WHAT THIS TASK INVOLVES → From the records, pick out and copy each line containing "Atlanta".

### INFORMATION SUPPLIED

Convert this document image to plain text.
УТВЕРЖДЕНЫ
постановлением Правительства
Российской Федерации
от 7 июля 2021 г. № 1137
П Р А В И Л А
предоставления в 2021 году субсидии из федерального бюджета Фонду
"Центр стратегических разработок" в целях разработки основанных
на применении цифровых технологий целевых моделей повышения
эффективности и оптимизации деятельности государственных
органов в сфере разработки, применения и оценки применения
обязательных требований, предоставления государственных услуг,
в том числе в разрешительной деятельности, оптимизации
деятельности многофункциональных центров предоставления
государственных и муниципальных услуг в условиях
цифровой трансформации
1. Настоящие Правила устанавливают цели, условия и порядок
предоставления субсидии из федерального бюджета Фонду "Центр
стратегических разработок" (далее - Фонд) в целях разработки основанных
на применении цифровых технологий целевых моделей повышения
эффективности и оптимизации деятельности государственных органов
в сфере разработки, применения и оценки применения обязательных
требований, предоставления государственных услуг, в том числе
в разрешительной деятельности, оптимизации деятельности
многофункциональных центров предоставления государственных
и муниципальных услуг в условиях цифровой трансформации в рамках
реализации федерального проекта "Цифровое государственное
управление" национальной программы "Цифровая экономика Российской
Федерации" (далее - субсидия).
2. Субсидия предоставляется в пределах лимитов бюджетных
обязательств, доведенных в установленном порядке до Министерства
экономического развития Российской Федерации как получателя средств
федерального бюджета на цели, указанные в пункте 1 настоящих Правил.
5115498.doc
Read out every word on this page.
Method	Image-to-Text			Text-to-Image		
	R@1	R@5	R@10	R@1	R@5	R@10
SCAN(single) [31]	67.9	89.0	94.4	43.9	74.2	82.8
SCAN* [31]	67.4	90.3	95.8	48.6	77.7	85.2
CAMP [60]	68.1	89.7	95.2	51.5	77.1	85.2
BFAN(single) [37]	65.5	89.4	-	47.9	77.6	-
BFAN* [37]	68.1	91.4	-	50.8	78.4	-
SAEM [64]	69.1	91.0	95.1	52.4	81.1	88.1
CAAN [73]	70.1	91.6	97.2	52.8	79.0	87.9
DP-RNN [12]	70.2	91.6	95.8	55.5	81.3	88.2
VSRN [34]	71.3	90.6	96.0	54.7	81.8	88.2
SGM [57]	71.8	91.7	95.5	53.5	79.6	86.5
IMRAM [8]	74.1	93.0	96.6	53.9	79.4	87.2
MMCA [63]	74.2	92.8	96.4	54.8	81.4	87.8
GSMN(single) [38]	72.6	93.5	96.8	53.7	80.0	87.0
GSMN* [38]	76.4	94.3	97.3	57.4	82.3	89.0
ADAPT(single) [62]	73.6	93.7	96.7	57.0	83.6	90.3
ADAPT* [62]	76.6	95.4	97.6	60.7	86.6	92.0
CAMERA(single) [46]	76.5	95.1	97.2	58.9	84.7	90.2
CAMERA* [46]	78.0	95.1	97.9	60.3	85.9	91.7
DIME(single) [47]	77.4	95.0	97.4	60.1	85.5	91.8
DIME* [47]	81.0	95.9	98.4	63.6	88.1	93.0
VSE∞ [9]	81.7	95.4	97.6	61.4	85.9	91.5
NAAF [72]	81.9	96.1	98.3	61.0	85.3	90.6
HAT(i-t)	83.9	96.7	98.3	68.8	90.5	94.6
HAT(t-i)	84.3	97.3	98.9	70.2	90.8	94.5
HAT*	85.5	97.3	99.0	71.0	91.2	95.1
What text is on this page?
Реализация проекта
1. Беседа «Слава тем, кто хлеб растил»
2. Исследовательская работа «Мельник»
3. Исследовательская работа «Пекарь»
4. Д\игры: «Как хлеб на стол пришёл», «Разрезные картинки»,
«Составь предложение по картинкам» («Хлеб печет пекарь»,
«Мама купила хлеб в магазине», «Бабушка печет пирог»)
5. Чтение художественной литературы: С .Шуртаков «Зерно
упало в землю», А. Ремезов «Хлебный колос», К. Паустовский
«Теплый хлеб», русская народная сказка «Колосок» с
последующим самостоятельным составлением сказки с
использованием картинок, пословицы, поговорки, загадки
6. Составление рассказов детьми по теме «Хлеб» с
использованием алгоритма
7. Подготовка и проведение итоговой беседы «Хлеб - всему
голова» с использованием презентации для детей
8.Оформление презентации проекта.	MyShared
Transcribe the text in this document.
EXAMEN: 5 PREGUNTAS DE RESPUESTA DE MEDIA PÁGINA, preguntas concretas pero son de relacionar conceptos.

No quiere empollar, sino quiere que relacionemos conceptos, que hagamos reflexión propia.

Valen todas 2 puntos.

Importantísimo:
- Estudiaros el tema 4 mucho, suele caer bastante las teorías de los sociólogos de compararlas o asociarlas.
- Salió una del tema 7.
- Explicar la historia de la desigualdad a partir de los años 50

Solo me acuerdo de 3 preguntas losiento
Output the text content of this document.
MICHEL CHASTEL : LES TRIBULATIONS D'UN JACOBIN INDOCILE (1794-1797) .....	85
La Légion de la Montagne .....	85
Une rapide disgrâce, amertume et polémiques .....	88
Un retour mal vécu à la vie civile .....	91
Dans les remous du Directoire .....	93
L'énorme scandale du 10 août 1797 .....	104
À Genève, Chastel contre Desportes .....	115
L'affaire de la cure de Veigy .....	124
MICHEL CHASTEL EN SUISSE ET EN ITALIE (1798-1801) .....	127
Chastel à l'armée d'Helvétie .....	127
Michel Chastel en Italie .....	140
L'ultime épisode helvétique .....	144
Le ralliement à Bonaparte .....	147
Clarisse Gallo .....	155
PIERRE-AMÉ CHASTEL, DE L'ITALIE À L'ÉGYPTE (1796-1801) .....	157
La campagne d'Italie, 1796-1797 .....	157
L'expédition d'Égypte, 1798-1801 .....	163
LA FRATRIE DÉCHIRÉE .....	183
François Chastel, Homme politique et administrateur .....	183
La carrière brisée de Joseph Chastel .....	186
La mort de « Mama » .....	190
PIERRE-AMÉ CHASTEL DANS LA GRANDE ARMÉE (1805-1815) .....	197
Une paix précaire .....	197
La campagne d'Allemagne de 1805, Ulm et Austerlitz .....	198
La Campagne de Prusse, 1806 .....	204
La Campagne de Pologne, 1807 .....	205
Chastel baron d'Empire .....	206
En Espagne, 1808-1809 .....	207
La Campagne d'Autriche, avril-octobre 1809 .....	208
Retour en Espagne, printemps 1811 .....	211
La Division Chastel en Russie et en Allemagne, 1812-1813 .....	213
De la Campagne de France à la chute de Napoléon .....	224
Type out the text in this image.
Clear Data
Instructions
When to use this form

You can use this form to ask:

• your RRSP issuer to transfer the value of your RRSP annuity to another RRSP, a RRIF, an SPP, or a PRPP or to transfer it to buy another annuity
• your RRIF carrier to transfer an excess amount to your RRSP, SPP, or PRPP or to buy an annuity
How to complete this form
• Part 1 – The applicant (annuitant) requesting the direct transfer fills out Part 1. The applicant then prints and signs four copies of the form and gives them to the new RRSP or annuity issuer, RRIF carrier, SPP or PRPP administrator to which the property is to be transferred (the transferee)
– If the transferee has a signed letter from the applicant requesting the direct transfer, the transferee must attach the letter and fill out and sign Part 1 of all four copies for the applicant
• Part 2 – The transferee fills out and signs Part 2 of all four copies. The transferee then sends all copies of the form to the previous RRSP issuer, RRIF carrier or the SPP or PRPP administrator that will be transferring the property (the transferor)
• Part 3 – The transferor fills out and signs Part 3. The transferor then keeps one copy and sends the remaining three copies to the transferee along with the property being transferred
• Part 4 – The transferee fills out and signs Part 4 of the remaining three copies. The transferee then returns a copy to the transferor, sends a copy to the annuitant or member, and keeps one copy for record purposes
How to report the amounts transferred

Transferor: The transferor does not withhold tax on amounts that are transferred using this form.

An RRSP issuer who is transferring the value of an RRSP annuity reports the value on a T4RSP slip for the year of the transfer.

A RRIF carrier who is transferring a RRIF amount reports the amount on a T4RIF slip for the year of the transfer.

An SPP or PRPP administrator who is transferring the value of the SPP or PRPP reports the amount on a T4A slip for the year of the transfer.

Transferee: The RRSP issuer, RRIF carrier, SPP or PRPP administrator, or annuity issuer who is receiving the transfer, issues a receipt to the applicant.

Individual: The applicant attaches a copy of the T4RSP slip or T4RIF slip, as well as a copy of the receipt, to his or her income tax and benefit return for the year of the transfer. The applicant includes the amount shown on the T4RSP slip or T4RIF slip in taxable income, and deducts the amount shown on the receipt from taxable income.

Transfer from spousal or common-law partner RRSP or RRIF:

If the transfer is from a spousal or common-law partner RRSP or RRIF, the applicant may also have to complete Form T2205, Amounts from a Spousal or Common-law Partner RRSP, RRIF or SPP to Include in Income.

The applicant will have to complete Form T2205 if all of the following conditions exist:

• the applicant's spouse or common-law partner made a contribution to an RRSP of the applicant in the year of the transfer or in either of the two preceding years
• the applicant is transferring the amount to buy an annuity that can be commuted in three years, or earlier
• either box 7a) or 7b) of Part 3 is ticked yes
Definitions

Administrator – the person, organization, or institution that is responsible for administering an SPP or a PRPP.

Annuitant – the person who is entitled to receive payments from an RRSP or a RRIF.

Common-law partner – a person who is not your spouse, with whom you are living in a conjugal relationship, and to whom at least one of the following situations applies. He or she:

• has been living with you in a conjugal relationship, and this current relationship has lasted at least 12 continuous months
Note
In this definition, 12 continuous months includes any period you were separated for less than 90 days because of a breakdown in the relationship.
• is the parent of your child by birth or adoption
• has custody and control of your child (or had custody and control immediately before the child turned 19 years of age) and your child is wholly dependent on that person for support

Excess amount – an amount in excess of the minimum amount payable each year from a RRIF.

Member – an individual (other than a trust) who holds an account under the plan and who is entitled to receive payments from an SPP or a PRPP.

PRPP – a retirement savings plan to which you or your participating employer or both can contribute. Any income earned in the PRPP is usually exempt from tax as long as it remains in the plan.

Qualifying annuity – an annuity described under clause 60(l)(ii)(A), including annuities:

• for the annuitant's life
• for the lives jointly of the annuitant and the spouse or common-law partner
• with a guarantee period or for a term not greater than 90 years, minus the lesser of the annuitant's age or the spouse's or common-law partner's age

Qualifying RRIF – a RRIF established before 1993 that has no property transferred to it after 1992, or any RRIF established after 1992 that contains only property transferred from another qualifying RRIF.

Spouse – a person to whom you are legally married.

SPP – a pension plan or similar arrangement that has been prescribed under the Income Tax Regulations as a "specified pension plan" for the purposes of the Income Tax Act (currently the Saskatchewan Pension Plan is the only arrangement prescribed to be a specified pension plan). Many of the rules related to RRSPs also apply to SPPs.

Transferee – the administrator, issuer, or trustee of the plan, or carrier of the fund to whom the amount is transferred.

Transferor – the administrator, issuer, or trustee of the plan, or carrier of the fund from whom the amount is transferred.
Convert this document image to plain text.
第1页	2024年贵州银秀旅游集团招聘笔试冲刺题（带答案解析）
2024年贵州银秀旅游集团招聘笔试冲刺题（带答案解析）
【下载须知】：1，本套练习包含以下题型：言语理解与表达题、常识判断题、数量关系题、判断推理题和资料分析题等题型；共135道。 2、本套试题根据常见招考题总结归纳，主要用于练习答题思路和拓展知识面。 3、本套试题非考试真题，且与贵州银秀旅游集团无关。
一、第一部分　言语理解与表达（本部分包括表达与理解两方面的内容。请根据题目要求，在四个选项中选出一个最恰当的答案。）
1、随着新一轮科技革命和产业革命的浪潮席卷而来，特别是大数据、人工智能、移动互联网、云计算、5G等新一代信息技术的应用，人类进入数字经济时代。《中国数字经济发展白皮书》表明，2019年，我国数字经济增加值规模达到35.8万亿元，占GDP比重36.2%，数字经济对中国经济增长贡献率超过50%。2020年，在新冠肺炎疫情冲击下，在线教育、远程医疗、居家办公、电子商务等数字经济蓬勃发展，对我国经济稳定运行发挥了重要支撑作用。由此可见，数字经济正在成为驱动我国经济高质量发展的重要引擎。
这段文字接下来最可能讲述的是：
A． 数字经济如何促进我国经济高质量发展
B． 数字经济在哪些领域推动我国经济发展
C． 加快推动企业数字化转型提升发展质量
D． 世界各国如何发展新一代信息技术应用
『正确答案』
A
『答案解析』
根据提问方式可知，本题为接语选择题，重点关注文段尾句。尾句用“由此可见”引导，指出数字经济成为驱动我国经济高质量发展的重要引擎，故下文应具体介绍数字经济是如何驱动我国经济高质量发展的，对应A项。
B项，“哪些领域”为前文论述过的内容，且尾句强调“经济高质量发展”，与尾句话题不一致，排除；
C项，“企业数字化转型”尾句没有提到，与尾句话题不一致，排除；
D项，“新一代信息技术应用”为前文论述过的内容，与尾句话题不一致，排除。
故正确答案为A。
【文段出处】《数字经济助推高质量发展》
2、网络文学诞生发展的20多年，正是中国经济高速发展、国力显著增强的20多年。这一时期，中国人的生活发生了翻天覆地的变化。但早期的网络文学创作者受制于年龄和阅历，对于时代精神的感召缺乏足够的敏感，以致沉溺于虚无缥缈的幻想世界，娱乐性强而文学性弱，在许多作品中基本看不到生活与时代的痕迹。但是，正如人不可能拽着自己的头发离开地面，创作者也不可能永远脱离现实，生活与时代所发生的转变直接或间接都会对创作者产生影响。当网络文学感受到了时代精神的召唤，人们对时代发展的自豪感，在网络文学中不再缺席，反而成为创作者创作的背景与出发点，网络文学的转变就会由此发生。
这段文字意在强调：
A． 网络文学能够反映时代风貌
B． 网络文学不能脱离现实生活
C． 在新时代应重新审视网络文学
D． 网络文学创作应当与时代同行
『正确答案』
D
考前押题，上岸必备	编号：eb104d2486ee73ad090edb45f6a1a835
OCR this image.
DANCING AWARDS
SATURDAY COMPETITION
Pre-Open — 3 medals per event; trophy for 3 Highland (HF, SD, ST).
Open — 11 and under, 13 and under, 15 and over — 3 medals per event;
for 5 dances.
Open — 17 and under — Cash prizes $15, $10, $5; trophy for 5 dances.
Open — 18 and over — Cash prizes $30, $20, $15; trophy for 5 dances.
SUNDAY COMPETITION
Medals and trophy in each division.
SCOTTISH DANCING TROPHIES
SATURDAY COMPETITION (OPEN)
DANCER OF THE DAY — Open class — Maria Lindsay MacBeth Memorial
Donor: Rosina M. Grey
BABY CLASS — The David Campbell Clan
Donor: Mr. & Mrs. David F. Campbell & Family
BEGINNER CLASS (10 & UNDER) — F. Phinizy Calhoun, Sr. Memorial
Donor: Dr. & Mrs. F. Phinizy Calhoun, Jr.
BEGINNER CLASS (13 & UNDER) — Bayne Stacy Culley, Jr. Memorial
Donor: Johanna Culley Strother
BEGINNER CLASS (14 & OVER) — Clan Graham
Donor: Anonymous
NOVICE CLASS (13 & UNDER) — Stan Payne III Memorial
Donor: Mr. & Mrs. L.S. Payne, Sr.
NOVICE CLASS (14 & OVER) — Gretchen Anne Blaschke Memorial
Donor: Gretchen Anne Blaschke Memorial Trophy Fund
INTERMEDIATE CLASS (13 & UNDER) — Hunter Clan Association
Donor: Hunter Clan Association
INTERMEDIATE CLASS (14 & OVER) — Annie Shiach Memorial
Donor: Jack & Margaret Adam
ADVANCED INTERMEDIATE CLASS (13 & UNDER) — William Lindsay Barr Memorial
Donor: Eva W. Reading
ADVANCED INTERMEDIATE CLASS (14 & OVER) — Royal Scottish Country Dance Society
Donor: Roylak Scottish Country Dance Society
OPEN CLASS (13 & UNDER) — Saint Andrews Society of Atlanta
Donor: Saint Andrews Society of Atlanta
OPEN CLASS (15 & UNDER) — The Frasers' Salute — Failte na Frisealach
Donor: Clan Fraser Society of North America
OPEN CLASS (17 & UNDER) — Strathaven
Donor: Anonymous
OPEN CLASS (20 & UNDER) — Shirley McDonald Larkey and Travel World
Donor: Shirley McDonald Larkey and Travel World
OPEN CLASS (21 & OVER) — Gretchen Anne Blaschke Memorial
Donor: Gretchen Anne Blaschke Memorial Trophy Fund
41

######

EXERCISE RESPONSE →
OPEN CLASS (13 & UNDER) — Saint Andrews Society of Atlanta
Donor: Saint Andrews Society of Atlanta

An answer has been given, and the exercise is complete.